▸ Written exercise
Below is a set of records; restate each one word for word.
Start of Provided material
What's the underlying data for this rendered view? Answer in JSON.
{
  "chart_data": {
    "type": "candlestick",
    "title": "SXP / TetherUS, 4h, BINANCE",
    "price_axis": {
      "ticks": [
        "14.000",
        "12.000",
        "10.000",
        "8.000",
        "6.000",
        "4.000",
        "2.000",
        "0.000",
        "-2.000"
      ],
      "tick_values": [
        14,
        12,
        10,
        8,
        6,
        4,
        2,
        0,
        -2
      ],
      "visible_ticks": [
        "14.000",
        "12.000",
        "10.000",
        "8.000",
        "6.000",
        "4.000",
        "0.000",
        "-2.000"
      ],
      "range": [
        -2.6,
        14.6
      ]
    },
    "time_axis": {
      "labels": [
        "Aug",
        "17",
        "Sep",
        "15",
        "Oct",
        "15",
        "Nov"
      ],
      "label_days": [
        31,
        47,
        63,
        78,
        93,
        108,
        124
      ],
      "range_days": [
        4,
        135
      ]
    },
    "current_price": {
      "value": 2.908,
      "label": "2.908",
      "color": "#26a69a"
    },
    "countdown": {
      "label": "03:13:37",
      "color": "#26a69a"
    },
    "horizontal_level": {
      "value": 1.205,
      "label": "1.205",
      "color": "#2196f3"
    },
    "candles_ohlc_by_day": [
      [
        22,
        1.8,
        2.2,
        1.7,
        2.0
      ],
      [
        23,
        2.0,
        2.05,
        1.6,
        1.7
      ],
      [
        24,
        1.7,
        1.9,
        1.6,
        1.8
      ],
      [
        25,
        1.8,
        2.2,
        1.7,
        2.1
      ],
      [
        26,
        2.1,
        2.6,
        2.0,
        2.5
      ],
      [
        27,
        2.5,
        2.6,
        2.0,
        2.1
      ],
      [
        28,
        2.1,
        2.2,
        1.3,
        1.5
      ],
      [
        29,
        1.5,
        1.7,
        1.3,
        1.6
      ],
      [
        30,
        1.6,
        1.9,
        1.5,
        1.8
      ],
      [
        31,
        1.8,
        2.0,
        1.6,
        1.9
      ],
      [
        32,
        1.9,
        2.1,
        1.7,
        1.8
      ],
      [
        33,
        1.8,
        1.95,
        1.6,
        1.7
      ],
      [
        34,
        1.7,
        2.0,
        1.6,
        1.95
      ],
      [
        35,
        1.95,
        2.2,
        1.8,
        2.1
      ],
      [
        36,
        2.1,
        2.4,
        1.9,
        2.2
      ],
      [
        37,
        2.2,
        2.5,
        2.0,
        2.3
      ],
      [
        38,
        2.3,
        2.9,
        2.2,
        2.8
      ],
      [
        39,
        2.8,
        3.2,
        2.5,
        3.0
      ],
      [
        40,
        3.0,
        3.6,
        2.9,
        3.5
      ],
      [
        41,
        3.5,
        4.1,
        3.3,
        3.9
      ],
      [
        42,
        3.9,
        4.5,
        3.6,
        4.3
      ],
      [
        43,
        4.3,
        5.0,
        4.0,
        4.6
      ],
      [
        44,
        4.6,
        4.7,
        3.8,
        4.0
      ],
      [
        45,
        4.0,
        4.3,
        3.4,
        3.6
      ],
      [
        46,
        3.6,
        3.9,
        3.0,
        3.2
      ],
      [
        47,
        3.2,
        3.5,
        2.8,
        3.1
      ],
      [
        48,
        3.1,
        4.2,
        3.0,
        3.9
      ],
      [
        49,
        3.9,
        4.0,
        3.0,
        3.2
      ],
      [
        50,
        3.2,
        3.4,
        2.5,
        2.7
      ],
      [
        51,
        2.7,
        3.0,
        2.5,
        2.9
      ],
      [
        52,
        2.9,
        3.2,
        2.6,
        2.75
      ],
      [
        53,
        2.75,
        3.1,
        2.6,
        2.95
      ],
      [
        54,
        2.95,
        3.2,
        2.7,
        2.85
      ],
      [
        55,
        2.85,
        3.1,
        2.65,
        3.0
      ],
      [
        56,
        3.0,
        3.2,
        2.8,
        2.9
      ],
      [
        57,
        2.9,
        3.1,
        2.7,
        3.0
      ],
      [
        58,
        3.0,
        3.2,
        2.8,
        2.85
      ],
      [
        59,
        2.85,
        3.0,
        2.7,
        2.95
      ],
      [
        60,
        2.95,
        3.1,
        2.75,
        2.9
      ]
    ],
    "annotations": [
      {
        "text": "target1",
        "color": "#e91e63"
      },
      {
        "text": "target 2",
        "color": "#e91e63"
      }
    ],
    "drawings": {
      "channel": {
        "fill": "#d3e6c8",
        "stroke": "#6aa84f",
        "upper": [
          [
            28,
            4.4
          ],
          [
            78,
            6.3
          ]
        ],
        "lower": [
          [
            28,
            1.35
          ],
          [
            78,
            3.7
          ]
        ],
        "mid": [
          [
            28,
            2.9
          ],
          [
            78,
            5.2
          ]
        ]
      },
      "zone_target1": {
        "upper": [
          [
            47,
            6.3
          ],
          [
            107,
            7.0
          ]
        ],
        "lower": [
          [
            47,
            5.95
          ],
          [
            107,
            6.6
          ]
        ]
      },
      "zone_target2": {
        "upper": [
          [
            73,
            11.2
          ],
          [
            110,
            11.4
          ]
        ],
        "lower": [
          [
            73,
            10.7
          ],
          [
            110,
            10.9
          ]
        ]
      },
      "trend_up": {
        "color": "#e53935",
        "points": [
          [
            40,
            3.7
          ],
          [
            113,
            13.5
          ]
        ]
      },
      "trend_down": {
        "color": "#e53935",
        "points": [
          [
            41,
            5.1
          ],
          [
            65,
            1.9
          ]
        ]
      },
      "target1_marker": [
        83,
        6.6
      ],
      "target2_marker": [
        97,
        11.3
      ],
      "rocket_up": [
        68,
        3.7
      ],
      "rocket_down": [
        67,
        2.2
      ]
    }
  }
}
End of Provided material
▸ The solution
What's the underlying data for this rendered view? Answer in JSON.
{
  "chart_data": {
    "type": "candlestick",
    "title": "SXP / TetherUS, 4h, BINANCE",
    "price_axis": {
      "ticks": [
        "14.000",
        "12.000",
        "10.000",
        "8.000",
        "6.000",
        "4.000",
        "2.000",
        "0.000",
        "-2.000"
      ],
      "tick_values": [
        14,
        12,
        10,
        8,
        6,
        4,
        2,
        0,
        -2
      ],
      "visible_ticks": [
        "14.000",
        "12.000",
        "10.000",
        "8.000",
        "6.000",
        "4.000",
        "0.000",
        "-2.000"
      ],
      "range": [
        -2.6,
        14.6
      ]
    },
    "time_axis": {
      "labels": [
        "Aug",
        "17",
        "Sep",
        "15",
        "Oct",
        "15",
        "Nov"
      ],
      "label_days": [
        31,
        47,
        63,
        78,
        93,
        108,
        124
      ],
      "range_days": [
        4,
        135
      ]
    },
    "current_price": {
      "value": 2.908,
      "label": "2.908",
      "color": "#26a69a"
    },
    "countdown": {
      "label": "03:13:37",
      "color": "#26a69a"
    },
    "horizontal_level": {
      "value": 1.205,
      "label": "1.205",
      "color": "#2196f3"
    },
    "candles_ohlc_by_day": [
      [
        22,
        1.8,
        2.2,
        1.7,
        2.0
      ],
      [
        23,
        2.0,
        2.05,
        1.6,
        1.7
      ],
      [
        24,
        1.7,
        1.9,
        1.6,
        1.8
      ],
      [
        25,
        1.8,
        2.2,
        1.7,
        2.1
      ],
      [
        26,
        2.1,
        2.6,
        2.0,
        2.5
      ],
      [
        27,
        2.5,
        2.6,
        2.0,
        2.1
      ],
      [
        28,
        2.1,
        2.2,
        1.3,
        1.5
      ],
      [
        29,
        1.5,
        1.7,
        1.3,
        1.6
      ],
      [
        30,
        1.6,
        1.9,
        1.5,
        1.8
      ],
      [
        31,
        1.8,
        2.0,
        1.6,
        1.9
      ],
      [
        32,
        1.9,
        2.1,
        1.7,
        1.8
      ],
      [
        33,
        1.8,
        1.95,
        1.6,
        1.7
      ],
      [
        34,
        1.7,
        2.0,
        1.6,
        1.95
      ],
      [
        35,
        1.95,
        2.2,
        1.8,
        2.1
      ],
      [
        36,
        2.1,
        2.4,
        1.9,
        2.2
      ],
      [
        37,
        2.2,
        2.5,
        2.0,
        2.3
      ],
      [
        38,
        2.3,
        2.9,
        2.2,
        2.8
      ],
      [
        39,
        2.8,
        3.2,
        2.5,
        3.0
      ],
      [
        40,
        3.0,
        3.6,
        2.9,
        3.5
      ],
      [
        41,
        3.5,
        4.1,
        3.3,
        3.9
      ],
      [
        42,
        3.9,
        4.5,
        3.6,
        4.3
      ],
      [
        43,
        4.3,
        5.0,
        4.0,
        4.6
      ],
      [
        44,
        4.6,
        4.7,
        3.8,
        4.0
      ],
      [
        45,
        4.0,
        4.3,
        3.4,
        3.6
      ],
      [
        46,
        3.6,
        3.9,
        3.0,
        3.2
      ],
      [
        47,
        3.2,
        3.5,
        2.8,
        3.1
      ],
      [
        48,
        3.1,
        4.2,
        3.0,
        3.9
      ],
      [
        49,
        3.9,
        4.0,
        3.0,
        3.2
      ],
      [
        50,
        3.2,
        3.4,
        2.5,
        2.7
      ],
      [
        51,
        2.7,
        3.0,
        2.5,
        2.9
      ],
      [
        52,
        2.9,
        3.2,
        2.6,
        2.75
      ],
      [
        53,
        2.75,
        3.1,
        2.6,
        2.95
      ],
      [
        54,
        2.95,
        3.2,
        2.7,
        2.85
      ],
      [
        55,
        2.85,
        3.1,
        2.65,
        3.0
      ],
      [
        56,
        3.0,
        3.2,
        2.8,
        2.9
      ],
      [
        57,
        2.9,
        3.1,
        2.7,
        3.0
      ],
      [
        58,
        3.0,
        3.2,
        2.8,
        2.85
      ],
      [
        59,
        2.85,
        3.0,
        2.7,
        2.95
      ],
      [
        60,
        2.95,
        3.1,
        2.75,
        2.9
      ]
    ],
    "annotations": [
      {
        "text": "target1",
        "color": "#e91e63"
      },
      {
        "text": "target 2",
        "color": "#e91e63"
      }
    ],
    "drawings": {
      "channel": {
        "fill": "#d3e6c8",
        "stroke": "#6aa84f",
        "upper": [
          [
            28,
            4.4
          ],
          [
            78,
            6.3
          ]
        ],
        "lower": [
          [
            28,
            1.35
          ],
          [
            78,
            3.7
          ]
        ],
        "mid": [
          [
            28,
            2.9
          ],
          [
            78,
            5.2
          ]
        ]
      },
      "zone_target1": {
        "upper": [
          [
            47,
            6.3
          ],
          [
            107,
            7.0
          ]
        ],
        "lower": [
          [
            47,
            5.95
          ],
          [
            107,
            6.6
          ]
        ]
      },
      "zone_target2": {
        "upper": [
          [
            73,
            11.2
          ],
          [
            110,
            11.4
          ]
        ],
        "lower": [
          [
            73,
            10.7
          ],
          [
            110,
            10.9
          ]
        ]
      },
      "trend_up": {
        "color": "#e53935",
        "points": [
          [
            40,
            3.7
          ],
          [
            113,
            13.5
          ]
        ]
      },
      "trend_down": {
        "color": "#e53935",
        "points": [
          [
            41,
            5.1
          ],
          [
            65,
            1.9
          ]
        ]
      },
      "target1_marker": [
        83,
        6.6
      ],
      "target2_marker": [
        97,
        11.3
      ],
      "rocket_up": [
        68,
        3.7
      ],
      "rocket_down": [
        67,
        2.2
      ]
    }
  }
}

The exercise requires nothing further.